:: DATA EXCERPTS ::

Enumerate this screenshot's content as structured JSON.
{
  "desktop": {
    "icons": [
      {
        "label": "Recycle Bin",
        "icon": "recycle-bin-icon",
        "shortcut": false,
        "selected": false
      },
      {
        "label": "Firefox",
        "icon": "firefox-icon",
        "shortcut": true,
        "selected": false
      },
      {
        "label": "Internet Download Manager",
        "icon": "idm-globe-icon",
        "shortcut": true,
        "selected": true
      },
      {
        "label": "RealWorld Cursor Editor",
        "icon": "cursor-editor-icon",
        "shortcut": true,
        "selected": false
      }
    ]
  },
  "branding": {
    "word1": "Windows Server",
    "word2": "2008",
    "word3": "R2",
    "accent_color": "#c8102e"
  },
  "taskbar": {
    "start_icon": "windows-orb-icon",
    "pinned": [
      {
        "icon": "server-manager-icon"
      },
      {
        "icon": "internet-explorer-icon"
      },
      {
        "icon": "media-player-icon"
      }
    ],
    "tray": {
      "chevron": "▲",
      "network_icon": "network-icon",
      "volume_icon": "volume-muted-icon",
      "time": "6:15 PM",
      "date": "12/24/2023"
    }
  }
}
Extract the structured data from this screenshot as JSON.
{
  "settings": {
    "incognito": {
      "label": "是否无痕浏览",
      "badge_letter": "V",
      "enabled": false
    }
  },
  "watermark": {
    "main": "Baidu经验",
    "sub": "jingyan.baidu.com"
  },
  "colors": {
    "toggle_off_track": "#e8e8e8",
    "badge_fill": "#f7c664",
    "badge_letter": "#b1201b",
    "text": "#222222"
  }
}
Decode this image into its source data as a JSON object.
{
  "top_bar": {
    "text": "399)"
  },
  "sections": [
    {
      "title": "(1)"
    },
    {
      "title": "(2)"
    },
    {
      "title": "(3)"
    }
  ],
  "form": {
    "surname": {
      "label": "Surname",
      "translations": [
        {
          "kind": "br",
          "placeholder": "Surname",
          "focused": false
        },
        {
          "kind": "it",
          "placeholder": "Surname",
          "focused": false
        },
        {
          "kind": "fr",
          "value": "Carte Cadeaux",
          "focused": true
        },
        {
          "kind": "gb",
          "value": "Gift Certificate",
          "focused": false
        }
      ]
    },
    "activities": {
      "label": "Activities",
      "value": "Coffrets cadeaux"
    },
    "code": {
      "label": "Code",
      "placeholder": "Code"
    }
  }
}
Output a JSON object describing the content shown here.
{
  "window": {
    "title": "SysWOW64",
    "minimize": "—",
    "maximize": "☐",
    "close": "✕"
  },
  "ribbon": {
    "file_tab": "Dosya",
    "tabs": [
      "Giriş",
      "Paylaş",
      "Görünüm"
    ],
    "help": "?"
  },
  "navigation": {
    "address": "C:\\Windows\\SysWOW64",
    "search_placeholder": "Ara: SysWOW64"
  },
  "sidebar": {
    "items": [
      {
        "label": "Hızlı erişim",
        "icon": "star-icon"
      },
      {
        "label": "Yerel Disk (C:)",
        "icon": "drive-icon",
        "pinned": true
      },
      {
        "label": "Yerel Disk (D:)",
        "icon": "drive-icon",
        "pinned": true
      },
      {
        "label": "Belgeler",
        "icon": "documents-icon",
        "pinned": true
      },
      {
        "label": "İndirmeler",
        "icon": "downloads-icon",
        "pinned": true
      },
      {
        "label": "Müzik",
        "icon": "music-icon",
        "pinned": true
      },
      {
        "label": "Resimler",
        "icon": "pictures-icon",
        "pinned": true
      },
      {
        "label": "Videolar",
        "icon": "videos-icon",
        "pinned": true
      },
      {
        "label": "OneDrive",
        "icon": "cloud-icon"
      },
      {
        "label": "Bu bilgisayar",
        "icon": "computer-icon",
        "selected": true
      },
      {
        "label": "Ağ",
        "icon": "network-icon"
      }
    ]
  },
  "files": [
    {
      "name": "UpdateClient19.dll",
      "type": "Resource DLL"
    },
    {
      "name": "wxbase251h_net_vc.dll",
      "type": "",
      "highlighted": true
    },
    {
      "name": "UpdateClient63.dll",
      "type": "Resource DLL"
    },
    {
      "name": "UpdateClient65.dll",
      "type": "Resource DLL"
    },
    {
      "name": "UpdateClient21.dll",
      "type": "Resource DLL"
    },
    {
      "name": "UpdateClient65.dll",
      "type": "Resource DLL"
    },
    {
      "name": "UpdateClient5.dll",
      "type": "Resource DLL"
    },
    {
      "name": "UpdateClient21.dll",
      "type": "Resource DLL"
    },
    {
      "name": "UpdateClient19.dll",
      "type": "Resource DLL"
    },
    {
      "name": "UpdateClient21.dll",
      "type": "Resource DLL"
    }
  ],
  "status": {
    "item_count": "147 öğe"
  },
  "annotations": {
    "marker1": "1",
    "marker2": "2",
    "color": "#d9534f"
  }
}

:::

### SET EXERCISE
Take the listing above and set it down exactly.

### EXERCISE SOLUTION
Enumerate this screenshot's content as structured JSON.
{
  "desktop": {
    "icons": [
      {
        "label": "Recycle Bin",
        "icon": "recycle-bin-icon",
        "shortcut": false,
        "selected": false
      },
      {
        "label": "Firefox",
        "icon": "firefox-icon",
        "shortcut": true,
        "selected": false
      },
      {
        "label": "Internet Download Manager",
        "icon": "idm-globe-icon",
        "shortcut": true,
        "selected": true
      },
      {
        "label": "RealWorld Cursor Editor",
        "icon": "cursor-editor-icon",
        "shortcut": true,
        "selected": false
      }
    ]
  },
  "branding": {
    "word1": "Windows Server",
    "word2": "2008",
    "word3": "R2",
    "accent_color": "#c8102e"
  },
  "taskbar": {
    "start_icon": "windows-orb-icon",
    "pinned": [
      {
        "icon": "server-manager-icon"
      },
      {
        "icon": "internet-explorer-icon"
      },
      {
        "icon": "media-player-icon"
      }
    ],
    "tray": {
      "chevron": "▲",
      "network_icon": "network-icon",
      "volume_icon": "volume-muted-icon",
      "time": "6:15 PM",
      "date": "12/24/2023"
    }
  }
}
Extract the structured data from this screenshot as JSON.
{
  "settings": {
    "incognito": {
      "label": "是否无痕浏览",
      "badge_letter": "V",
      "enabled": false
    }
  },
  "watermark": {
    "main": "Baidu经验",
    "sub": "jingyan.baidu.com"
  },
  "colors": {
    "toggle_off_track": "#e8e8e8",
    "badge_fill": "#f7c664",
    "badge_letter": "#b1201b",
    "text": "#222222"
  }
}
Decode this image into its source data as a JSON object.
{
  "top_bar": {
    "text": "399)"
  },
  "sections": [
    {
      "title": "(1)"
    },
    {
      "title": "(2)"
    },
    {
      "title": "(3)"
    }
  ],
  "form": {
    "surname": {
      "label": "Surname",
      "translations": [
        {
          "kind": "br",
          "placeholder": "Surname",
          "focused": false
        },
        {
          "kind": "it",
          "placeholder": "Surname",
          "focused": false
        },
        {
          "kind": "fr",
          "value": "Carte Cadeaux",
          "focused": true
        },
        {
          "kind": "gb",
          "value": "Gift Certificate",
          "focused": false
        }
      ]
    },
    "activities": {
      "label": "Activities",
      "value": "Coffrets cadeaux"
    },
    "code": {
      "label": "Code",
      "placeholder": "Code"
    }
  }
}
Output a JSON object describing the content shown here.
{
  "window": {
    "title": "SysWOW64",
    "minimize": "—",
    "maximize": "☐",
    "close": "✕"
  },
  "ribbon": {
    "file_tab": "Dosya",
    "tabs": [
      "Giriş",
      "Paylaş",
      "Görünüm"
    ],
    "help": "?"
  },
  "navigation": {
    "address": "C:\\Windows\\SysWOW64",
    "search_placeholder": "Ara: SysWOW64"
  },
  "sidebar": {
    "items": [
      {
        "label": "Hızlı erişim",
        "icon": "star-icon"
      },
      {
        "label": "Yerel Disk (C:)",
        "icon": "drive-icon",
        "pinned": true
      },
      {
        "label": "Yerel Disk (D:)",
        "icon": "drive-icon",
        "pinned": true
      },
      {
        "label": "Belgeler",
        "icon": "documents-icon",
        "pinned": true
      },
      {
        "label": "İndirmeler",
        "icon": "downloads-icon",
        "pinned": true
      },
      {
        "label": "Müzik",
        "icon": "music-icon",
        "pinned": true
      },
      {
        "label": "Resimler",
        "icon": "pictures-icon",
        "pinned": true
      },
      {
        "label": "Videolar",
        "icon": "videos-icon",
        "pinned": true
      },
      {
        "label": "OneDrive",
        "icon": "cloud-icon"
      },
      {
        "label": "Bu bilgisayar",
        "icon": "computer-icon",
        "selected": true
      },
      {
        "label": "Ağ",
        "icon": "network-icon"
      }
    ]
  },
  "files": [
    {
      "name": "UpdateClient19.dll",
      "type": "Resource DLL"
    },
    {
      "name": "wxbase251h_net_vc.dll",
      "type": "",
      "highlighted": true
    },
    {
      "name": "UpdateClient63.dll",
      "type": "Resource DLL"
    },
    {
      "name": "UpdateClient65.dll",
      "type": "Resource DLL"
    },
    {
      "name": "UpdateClient21.dll",
      "type": "Resource DLL"
    },
    {
      "name": "UpdateClient65.dll",
      "type": "Resource DLL"
    },
    {
      "name": "UpdateClient5.dll",
      "type": "Resource DLL"
    },
    {
      "name": "UpdateClient21.dll",
      "type": "Resource DLL"
    },
    {
      "name": "UpdateClient19.dll",
      "type": "Resource DLL"
    },
    {
      "name": "UpdateClient21.dll",
      "type": "Resource DLL"
    }
  ],
  "status": {
    "item_count": "147 öğe"
  },
  "annotations": {
    "marker1": "1",
    "marker2": "2",
    "color": "#d9534f"
  }
}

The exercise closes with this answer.